To do:
Pick out the lines containing "structured".

Raw data:

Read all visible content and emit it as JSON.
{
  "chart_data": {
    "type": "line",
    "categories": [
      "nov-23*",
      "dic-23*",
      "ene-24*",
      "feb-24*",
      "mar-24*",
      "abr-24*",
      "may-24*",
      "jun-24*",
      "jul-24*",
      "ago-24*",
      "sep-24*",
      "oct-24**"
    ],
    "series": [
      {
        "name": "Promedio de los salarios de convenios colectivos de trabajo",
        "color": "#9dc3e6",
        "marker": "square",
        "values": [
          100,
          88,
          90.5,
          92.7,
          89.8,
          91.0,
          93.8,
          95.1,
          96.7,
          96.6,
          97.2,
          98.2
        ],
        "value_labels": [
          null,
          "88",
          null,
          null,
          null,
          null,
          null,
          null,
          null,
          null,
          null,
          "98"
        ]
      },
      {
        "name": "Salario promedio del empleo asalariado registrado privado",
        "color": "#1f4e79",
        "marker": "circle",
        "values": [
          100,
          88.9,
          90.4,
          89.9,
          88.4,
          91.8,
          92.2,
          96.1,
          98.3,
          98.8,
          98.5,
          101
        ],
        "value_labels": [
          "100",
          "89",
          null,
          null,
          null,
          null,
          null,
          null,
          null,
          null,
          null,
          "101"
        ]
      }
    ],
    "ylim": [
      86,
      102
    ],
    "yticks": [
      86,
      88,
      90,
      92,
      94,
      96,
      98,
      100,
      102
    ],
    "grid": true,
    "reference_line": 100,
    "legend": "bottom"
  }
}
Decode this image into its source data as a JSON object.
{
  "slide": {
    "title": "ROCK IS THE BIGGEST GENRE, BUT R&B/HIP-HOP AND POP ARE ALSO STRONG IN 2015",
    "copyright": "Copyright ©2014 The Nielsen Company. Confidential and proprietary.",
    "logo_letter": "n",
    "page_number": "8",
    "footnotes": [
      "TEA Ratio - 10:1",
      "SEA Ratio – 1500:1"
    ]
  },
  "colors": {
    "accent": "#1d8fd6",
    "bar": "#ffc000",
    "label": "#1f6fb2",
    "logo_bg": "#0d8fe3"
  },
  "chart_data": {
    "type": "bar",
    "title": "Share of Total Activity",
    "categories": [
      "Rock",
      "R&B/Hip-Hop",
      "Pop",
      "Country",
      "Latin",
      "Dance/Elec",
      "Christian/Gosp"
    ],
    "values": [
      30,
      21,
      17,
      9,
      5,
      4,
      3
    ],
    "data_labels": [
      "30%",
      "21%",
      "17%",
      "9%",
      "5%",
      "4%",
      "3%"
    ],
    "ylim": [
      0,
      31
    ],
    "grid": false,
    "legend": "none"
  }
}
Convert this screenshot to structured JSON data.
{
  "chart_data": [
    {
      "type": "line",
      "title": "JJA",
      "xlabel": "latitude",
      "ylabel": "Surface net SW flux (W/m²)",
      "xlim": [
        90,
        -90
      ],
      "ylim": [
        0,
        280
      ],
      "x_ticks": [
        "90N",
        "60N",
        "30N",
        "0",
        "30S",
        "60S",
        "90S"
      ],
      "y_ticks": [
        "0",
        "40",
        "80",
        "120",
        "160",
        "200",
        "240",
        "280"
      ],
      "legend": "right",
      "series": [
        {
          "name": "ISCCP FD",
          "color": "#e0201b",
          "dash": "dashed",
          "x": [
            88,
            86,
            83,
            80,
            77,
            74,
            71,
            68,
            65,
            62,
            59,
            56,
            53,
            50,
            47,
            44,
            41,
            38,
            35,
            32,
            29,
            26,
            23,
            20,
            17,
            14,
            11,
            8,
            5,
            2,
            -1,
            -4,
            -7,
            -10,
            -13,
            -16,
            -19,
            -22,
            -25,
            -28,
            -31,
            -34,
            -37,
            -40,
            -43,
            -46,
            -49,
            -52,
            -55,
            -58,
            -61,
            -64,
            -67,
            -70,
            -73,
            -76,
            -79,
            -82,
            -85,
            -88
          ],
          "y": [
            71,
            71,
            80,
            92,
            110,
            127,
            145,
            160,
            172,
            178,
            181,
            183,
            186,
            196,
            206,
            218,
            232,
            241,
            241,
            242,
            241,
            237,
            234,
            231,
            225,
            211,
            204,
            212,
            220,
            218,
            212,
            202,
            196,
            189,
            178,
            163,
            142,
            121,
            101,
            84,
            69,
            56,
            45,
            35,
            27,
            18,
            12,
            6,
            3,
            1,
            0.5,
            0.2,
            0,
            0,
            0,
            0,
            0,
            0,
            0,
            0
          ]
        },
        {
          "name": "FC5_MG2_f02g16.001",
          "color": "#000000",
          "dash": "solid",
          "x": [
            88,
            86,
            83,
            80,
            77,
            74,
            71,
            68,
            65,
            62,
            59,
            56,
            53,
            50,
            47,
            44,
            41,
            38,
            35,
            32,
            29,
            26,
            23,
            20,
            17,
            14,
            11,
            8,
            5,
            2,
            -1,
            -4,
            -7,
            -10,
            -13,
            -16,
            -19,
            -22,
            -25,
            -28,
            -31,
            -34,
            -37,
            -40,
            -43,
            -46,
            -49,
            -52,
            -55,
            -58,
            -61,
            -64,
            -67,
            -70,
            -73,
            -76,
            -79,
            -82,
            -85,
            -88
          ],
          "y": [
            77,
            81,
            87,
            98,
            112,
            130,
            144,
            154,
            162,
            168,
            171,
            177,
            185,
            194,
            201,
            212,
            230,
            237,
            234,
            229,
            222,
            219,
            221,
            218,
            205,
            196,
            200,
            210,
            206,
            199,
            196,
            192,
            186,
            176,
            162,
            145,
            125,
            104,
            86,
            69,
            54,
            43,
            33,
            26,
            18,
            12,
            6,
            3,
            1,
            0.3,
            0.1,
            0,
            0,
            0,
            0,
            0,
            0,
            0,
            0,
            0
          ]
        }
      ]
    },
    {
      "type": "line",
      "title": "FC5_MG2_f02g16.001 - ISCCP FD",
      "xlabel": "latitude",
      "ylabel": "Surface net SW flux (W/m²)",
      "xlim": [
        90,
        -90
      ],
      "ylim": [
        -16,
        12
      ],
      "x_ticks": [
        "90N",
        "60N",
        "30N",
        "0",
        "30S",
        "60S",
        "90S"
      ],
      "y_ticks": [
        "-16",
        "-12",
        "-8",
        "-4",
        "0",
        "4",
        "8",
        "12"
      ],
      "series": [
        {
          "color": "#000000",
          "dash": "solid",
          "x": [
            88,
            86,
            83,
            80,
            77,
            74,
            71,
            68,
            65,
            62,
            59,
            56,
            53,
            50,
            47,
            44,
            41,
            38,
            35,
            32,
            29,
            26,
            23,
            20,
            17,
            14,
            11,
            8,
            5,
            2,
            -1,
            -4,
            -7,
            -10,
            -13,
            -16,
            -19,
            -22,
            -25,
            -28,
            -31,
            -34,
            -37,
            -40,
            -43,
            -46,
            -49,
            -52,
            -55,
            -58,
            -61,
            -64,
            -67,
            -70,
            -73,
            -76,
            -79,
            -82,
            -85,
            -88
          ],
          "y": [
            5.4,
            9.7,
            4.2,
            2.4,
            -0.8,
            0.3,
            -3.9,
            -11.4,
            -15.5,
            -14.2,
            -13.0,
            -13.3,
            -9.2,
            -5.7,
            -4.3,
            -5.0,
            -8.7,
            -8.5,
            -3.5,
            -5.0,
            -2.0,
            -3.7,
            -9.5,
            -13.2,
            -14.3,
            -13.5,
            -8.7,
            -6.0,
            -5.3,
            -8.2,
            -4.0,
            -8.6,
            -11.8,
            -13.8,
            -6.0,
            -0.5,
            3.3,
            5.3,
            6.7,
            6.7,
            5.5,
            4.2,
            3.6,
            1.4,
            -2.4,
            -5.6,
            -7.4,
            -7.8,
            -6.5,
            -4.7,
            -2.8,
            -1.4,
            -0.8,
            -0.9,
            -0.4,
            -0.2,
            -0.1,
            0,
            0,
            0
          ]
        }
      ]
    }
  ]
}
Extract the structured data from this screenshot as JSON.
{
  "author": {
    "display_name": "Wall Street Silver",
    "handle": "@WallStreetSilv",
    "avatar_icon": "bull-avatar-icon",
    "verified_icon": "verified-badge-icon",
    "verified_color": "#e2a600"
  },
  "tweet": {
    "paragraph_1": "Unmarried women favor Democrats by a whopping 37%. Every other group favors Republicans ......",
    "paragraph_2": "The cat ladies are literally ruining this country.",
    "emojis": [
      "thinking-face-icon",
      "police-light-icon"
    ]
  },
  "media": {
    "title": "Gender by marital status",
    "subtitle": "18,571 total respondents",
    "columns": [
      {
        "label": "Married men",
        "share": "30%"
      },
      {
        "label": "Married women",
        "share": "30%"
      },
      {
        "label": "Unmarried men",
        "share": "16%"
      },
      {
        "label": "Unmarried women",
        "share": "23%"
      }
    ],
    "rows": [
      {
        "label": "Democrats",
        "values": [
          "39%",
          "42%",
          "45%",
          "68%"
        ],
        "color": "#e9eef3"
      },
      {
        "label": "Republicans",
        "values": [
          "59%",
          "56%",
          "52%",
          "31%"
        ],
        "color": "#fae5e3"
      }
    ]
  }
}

Worked answer:
Convert this screenshot to structured JSON data.
Extract the structured data from this screenshot as JSON.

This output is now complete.